Requirements
Pull out each line of the data that includes the word "Tiyatro".

━━━━━ Provided records

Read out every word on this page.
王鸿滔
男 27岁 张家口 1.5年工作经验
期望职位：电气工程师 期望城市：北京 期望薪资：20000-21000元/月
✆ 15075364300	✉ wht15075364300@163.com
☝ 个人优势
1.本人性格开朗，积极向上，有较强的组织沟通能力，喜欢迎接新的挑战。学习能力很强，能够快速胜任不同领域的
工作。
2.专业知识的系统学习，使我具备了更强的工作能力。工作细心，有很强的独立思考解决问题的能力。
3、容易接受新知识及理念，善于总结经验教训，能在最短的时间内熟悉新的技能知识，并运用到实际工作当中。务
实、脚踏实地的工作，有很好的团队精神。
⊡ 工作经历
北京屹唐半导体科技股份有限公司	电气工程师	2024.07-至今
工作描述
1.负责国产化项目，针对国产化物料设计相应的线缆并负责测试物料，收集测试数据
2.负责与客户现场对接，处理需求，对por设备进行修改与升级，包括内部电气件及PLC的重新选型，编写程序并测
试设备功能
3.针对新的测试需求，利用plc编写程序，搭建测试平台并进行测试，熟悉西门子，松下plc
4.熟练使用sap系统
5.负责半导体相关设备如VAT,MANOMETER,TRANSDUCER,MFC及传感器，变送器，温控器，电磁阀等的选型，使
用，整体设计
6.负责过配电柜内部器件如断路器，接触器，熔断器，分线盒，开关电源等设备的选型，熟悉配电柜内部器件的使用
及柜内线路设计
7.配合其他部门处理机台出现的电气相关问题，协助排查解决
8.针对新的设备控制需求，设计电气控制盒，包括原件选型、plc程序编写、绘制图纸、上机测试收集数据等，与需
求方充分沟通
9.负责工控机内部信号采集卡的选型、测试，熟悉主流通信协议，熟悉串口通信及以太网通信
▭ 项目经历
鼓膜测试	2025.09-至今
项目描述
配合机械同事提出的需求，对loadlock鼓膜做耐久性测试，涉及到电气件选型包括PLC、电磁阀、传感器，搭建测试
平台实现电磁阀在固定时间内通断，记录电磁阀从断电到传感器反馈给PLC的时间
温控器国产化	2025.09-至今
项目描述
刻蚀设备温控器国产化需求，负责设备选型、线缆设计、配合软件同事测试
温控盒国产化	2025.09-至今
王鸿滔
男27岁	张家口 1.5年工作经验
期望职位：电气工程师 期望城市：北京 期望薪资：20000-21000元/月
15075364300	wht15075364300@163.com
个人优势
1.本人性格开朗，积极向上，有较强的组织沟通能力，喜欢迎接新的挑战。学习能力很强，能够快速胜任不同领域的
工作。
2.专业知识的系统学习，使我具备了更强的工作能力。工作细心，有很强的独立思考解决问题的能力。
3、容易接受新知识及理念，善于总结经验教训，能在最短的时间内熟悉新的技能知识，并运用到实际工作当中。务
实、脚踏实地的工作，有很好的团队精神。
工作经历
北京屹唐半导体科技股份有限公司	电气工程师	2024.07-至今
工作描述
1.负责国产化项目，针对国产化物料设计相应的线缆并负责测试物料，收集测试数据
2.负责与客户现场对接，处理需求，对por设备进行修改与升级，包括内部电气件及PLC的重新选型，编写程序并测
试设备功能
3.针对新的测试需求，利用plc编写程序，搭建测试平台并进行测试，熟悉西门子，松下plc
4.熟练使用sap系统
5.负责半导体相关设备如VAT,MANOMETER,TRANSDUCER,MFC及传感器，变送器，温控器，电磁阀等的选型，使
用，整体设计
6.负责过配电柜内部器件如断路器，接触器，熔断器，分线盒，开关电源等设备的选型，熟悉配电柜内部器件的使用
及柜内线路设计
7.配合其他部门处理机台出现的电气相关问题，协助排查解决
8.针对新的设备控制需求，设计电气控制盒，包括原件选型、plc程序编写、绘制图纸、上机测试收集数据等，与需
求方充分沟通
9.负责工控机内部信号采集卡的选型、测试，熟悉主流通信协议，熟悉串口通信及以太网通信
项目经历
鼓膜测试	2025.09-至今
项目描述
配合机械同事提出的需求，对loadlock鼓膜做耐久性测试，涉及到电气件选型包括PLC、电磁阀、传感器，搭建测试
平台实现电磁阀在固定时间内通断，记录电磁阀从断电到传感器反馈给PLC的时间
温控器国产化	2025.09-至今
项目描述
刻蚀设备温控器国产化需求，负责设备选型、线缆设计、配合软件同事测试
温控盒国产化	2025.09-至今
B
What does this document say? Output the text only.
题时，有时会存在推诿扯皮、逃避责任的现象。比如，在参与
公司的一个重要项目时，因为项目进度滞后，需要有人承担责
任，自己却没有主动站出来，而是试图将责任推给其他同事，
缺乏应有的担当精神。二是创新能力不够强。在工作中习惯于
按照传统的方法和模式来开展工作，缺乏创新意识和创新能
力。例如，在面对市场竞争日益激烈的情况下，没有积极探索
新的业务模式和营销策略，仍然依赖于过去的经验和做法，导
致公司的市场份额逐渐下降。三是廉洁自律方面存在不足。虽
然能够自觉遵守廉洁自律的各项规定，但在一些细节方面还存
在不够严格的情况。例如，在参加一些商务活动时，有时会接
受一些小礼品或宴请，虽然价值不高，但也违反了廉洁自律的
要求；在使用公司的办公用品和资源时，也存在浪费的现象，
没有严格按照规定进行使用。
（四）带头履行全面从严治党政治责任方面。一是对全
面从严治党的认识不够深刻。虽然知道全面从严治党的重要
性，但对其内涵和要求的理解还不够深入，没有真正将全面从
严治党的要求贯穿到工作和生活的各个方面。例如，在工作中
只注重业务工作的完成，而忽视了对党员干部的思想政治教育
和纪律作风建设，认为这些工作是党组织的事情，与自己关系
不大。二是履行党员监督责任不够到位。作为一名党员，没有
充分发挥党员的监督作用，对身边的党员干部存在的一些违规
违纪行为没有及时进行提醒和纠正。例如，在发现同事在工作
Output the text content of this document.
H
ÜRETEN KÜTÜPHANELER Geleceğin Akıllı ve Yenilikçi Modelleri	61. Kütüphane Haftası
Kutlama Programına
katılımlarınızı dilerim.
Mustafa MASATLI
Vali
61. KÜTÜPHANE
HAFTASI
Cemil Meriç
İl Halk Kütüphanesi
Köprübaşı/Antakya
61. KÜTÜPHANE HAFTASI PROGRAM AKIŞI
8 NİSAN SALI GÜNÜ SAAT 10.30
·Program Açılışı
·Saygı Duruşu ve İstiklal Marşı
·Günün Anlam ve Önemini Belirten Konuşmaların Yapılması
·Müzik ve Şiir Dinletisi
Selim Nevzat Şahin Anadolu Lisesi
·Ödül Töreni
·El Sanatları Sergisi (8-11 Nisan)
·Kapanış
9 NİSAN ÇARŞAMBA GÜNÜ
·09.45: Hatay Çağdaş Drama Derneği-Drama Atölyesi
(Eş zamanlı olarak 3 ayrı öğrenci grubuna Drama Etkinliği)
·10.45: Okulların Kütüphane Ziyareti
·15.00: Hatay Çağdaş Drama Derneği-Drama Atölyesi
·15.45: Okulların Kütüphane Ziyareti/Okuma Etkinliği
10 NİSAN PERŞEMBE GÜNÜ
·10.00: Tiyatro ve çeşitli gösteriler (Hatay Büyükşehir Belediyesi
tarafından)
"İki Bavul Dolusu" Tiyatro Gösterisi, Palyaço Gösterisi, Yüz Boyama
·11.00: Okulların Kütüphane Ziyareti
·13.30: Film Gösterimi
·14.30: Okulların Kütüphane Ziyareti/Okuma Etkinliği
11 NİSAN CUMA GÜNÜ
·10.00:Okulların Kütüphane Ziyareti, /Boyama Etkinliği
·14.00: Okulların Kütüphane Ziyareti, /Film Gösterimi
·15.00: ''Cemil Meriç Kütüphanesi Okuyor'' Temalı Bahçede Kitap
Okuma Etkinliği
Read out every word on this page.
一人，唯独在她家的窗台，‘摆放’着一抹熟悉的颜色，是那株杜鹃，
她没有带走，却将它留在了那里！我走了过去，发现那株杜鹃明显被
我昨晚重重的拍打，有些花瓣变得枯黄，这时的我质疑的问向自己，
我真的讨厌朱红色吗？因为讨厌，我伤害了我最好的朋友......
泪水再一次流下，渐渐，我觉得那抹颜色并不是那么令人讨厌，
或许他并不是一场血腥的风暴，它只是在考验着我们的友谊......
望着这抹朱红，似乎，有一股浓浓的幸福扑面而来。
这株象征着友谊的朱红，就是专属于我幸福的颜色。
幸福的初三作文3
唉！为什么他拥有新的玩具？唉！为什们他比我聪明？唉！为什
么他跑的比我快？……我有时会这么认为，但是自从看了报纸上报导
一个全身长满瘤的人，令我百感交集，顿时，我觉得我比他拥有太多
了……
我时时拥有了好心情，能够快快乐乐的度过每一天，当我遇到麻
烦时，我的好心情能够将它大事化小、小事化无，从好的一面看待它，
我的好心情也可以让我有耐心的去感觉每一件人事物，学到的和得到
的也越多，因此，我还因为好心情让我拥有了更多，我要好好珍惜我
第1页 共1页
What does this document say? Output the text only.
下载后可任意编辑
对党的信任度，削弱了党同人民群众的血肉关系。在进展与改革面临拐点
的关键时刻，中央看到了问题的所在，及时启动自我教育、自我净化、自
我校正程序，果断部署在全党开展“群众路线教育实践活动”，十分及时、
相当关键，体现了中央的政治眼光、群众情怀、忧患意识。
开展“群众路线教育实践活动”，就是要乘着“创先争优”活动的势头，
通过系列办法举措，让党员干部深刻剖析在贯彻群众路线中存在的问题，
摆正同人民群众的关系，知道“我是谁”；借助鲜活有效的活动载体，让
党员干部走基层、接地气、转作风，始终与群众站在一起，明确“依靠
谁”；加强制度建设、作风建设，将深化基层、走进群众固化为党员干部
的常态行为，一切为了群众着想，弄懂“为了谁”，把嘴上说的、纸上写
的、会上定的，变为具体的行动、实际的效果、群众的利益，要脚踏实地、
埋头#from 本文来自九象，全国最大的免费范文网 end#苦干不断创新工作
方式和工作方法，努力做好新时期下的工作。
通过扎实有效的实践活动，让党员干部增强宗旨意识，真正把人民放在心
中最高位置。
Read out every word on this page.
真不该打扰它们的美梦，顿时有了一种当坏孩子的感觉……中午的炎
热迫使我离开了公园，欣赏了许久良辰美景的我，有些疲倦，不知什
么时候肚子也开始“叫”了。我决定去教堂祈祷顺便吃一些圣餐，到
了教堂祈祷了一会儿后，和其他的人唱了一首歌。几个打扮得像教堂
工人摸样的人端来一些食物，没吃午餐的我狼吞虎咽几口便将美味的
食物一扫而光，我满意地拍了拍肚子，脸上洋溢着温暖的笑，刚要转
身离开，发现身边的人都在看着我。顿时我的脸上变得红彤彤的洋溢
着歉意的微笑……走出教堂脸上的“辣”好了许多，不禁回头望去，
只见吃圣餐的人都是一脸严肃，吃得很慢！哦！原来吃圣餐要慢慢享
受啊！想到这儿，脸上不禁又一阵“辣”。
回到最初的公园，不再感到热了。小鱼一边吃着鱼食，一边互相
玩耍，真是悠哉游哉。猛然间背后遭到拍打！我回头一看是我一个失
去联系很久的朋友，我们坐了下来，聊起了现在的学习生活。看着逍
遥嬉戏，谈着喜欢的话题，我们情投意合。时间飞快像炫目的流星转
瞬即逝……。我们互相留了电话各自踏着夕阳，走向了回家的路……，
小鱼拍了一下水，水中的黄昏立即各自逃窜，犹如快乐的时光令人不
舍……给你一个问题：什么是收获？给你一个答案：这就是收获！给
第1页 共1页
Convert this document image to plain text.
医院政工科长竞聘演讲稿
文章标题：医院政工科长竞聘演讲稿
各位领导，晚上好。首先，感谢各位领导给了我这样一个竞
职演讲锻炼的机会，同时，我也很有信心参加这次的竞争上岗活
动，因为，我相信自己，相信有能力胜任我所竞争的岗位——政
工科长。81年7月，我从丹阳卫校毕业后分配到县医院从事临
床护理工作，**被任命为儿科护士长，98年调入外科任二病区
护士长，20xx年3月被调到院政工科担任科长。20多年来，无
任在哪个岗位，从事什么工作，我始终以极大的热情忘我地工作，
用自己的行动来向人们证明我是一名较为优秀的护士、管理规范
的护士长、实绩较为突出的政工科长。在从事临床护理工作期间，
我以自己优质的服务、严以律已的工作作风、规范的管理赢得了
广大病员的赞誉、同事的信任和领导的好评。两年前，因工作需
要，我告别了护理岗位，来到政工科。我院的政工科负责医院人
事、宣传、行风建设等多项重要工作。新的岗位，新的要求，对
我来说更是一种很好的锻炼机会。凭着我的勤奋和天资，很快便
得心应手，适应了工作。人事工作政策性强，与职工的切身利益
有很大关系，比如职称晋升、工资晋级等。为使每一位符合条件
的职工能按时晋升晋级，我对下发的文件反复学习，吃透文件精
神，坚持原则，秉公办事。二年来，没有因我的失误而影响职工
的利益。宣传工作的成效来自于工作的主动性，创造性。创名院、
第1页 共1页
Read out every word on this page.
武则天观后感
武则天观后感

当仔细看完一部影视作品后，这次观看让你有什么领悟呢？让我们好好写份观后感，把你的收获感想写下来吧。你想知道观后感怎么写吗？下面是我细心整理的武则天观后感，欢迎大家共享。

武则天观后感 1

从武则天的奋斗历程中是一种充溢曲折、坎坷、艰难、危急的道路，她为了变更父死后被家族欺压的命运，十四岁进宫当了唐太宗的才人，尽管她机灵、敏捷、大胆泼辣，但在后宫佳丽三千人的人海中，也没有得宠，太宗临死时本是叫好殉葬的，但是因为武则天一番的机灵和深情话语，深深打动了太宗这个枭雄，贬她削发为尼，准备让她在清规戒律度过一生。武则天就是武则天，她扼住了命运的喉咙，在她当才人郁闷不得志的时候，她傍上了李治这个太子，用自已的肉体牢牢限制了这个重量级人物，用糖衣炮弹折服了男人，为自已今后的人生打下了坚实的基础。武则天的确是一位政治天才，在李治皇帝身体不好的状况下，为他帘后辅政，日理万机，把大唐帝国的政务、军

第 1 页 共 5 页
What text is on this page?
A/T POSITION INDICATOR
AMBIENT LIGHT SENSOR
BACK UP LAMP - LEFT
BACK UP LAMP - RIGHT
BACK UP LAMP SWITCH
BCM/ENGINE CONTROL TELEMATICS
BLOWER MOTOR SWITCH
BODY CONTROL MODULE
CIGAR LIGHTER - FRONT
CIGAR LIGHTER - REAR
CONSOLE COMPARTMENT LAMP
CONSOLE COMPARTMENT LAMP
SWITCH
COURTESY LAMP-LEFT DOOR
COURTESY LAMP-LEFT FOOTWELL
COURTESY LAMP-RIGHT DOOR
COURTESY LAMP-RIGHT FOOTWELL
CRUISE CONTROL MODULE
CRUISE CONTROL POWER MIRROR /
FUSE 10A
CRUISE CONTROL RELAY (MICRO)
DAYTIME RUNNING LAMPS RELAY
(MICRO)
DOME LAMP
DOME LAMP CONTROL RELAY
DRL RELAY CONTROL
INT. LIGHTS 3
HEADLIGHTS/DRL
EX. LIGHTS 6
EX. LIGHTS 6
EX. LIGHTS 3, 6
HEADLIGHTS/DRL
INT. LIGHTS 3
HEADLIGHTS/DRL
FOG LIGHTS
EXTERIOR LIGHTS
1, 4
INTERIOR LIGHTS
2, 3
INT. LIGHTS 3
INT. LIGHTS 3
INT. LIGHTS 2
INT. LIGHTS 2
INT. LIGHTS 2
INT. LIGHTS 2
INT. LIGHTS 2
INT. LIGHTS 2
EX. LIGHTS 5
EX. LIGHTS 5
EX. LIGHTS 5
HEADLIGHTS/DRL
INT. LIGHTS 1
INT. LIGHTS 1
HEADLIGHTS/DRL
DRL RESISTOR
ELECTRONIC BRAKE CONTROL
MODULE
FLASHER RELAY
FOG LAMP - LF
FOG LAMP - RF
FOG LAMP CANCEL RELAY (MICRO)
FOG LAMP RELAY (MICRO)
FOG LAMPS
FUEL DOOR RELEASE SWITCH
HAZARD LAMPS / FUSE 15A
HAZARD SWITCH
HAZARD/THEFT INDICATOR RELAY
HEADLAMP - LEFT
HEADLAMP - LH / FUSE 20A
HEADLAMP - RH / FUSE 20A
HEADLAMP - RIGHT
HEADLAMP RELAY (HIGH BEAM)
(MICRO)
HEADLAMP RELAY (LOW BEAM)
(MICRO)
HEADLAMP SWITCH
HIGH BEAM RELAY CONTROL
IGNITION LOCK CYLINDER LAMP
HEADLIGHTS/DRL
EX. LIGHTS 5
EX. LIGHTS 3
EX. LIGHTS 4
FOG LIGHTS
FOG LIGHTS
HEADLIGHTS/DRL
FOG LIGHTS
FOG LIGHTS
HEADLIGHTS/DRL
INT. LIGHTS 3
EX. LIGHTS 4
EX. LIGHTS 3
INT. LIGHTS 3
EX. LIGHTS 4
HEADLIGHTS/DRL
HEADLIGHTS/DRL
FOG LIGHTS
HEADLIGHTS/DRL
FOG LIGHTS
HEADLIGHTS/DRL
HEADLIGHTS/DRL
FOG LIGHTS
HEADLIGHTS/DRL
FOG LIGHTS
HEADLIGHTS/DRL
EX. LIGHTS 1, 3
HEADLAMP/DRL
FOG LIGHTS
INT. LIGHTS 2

━━━━━━━━━━

Response to this task
·10.00: Tiyatro ve çeşitli gösteriler (Hatay Büyükşehir Belediyesi
"İki Bavul Dolusu" Tiyatro Gösterisi, Palyaço Gösterisi, Yüz Boyama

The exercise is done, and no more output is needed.